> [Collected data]
*-*-*

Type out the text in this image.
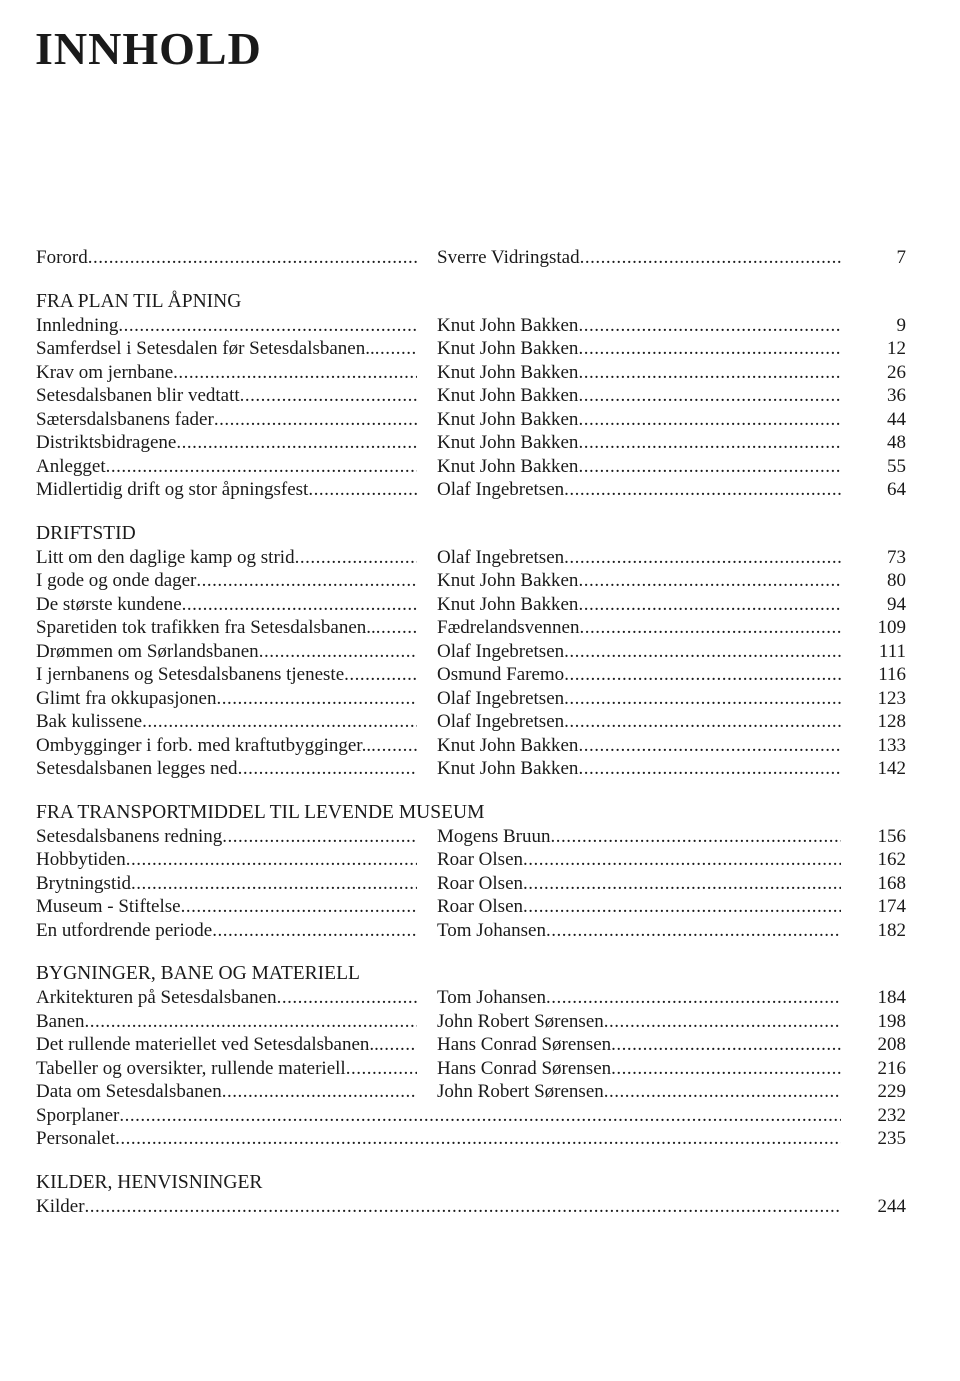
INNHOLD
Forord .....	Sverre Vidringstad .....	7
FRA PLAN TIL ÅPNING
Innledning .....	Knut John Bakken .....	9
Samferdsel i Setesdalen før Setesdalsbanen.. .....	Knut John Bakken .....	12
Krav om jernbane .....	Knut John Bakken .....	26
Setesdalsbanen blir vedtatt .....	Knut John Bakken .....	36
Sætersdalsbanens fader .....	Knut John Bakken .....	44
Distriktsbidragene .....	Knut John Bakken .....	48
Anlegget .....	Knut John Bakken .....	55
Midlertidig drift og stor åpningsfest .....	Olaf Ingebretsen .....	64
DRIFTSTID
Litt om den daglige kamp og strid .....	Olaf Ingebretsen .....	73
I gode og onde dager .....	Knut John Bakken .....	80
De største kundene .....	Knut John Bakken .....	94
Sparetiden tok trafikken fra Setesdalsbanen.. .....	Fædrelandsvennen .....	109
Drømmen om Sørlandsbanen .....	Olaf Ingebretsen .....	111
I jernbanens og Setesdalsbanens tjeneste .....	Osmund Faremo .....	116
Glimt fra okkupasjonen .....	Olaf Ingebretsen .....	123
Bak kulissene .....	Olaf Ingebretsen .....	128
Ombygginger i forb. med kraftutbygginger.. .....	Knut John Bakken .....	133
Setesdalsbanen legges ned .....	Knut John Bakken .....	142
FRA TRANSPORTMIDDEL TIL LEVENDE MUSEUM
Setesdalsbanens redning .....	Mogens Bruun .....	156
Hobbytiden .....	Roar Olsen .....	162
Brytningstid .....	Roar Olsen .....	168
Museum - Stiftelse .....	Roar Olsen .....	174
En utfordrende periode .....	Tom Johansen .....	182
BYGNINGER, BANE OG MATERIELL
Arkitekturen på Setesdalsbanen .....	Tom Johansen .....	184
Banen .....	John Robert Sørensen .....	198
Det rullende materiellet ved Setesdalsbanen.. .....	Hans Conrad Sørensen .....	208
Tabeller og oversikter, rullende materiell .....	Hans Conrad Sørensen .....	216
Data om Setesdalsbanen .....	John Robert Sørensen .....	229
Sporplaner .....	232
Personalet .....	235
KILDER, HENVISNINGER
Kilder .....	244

*-*-*

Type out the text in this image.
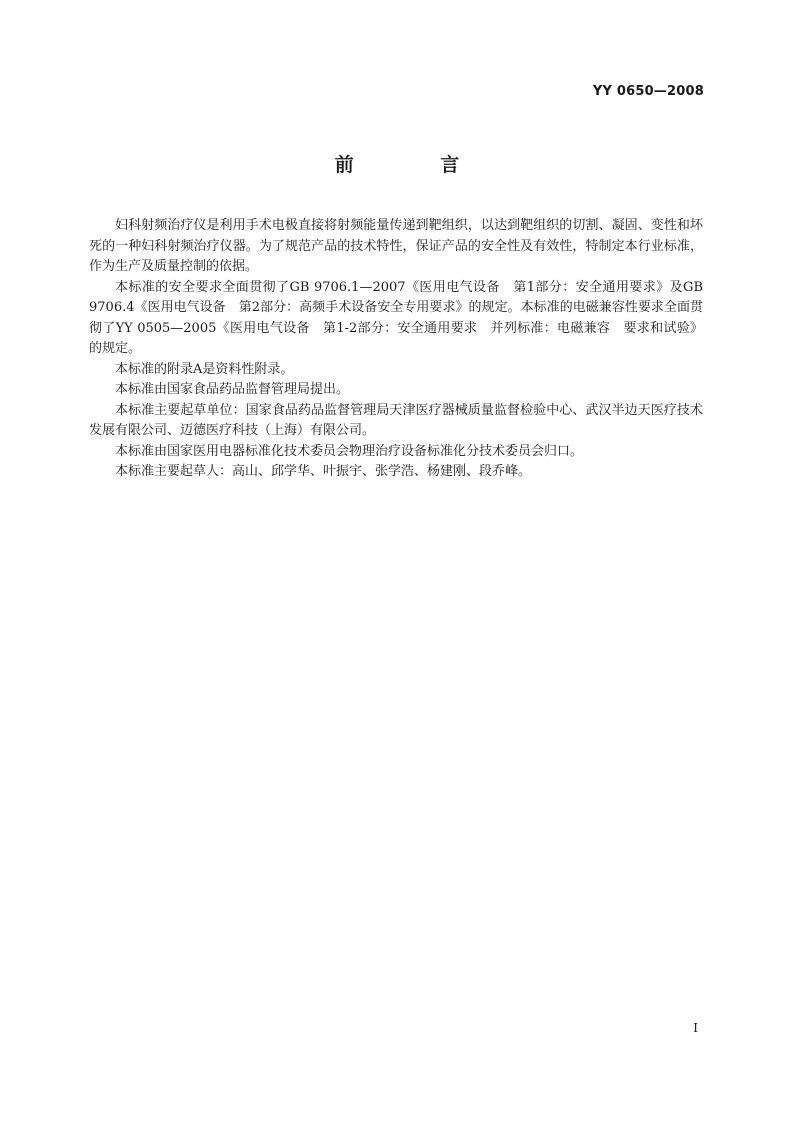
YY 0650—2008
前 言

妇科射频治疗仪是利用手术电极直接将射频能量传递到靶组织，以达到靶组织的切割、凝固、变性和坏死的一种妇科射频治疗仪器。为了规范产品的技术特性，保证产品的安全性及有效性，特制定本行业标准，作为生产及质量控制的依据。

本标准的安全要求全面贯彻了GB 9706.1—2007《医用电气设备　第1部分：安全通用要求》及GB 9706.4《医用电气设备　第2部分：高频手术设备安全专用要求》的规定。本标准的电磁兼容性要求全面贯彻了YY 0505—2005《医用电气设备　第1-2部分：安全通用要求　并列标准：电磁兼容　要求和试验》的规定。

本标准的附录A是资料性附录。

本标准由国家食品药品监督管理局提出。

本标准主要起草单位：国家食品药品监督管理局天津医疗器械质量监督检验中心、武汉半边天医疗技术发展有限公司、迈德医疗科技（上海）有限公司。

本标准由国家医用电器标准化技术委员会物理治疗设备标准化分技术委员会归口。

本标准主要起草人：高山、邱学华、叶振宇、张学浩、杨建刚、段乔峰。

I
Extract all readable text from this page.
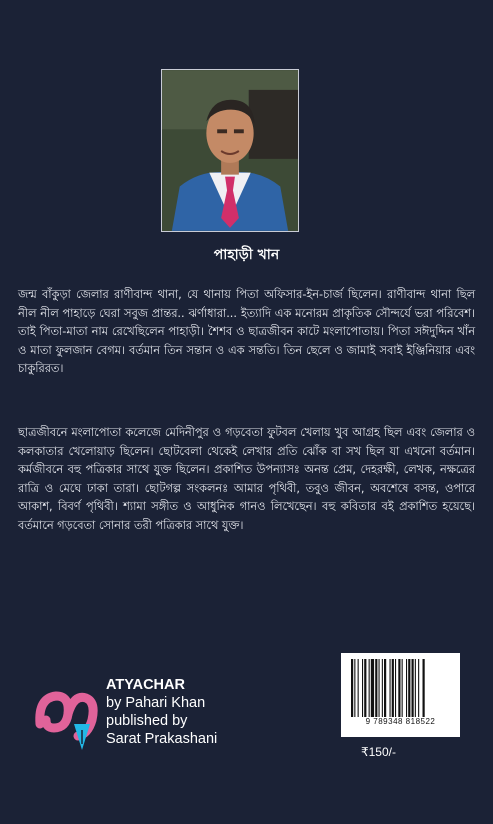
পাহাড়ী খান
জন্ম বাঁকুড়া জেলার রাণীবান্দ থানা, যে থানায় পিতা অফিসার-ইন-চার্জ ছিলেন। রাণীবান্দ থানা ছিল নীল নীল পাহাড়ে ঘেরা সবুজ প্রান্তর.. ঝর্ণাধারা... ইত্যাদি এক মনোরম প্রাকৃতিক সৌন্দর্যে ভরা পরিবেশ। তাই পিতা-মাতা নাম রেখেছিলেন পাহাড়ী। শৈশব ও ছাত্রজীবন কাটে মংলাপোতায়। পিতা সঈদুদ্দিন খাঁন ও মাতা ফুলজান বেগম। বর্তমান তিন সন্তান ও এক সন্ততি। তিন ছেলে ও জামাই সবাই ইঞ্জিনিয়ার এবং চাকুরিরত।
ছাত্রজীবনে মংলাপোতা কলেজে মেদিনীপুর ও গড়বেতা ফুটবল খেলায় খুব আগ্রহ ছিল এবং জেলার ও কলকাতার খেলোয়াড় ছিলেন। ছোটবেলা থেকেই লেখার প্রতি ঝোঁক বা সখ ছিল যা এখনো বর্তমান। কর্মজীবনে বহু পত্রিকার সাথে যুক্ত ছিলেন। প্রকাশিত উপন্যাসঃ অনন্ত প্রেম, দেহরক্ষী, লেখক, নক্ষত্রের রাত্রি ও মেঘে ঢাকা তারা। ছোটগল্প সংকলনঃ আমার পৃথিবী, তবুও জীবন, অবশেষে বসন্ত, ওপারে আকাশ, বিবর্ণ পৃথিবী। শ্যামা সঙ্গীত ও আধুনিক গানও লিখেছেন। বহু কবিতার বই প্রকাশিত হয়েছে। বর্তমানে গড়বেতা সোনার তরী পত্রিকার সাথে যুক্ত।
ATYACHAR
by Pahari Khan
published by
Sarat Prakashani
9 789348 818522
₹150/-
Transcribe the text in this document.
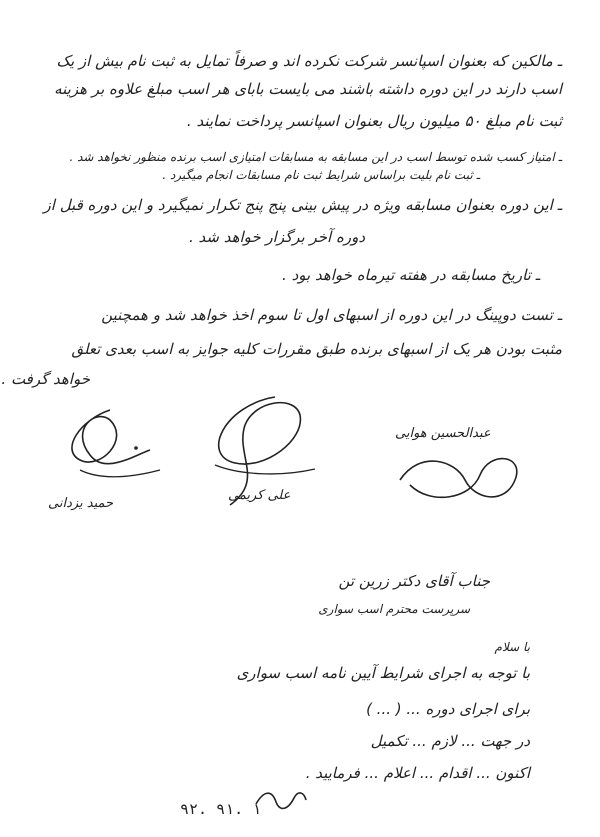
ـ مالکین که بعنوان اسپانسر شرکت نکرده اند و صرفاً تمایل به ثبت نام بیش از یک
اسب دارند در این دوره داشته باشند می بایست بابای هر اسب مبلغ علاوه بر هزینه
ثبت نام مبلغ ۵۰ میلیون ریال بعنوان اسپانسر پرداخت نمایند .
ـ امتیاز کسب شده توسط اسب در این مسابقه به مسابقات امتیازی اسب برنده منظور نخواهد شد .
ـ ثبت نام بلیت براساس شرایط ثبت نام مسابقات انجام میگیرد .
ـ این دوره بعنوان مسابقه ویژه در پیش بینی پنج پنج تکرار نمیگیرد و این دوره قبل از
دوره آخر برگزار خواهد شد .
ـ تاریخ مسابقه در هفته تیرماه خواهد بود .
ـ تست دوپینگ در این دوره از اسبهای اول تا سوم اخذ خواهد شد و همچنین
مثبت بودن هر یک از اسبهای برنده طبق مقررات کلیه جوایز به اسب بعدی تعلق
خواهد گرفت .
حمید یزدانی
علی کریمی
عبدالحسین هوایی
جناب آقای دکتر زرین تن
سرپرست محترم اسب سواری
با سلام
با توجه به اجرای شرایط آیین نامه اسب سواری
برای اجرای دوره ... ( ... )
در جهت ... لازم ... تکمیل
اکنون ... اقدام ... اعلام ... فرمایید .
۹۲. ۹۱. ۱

*-*-*

> [Exercise details] Check each line in the listing above for the string "Olaf", then report how many lines contain it, with no other text.

> [Response] 5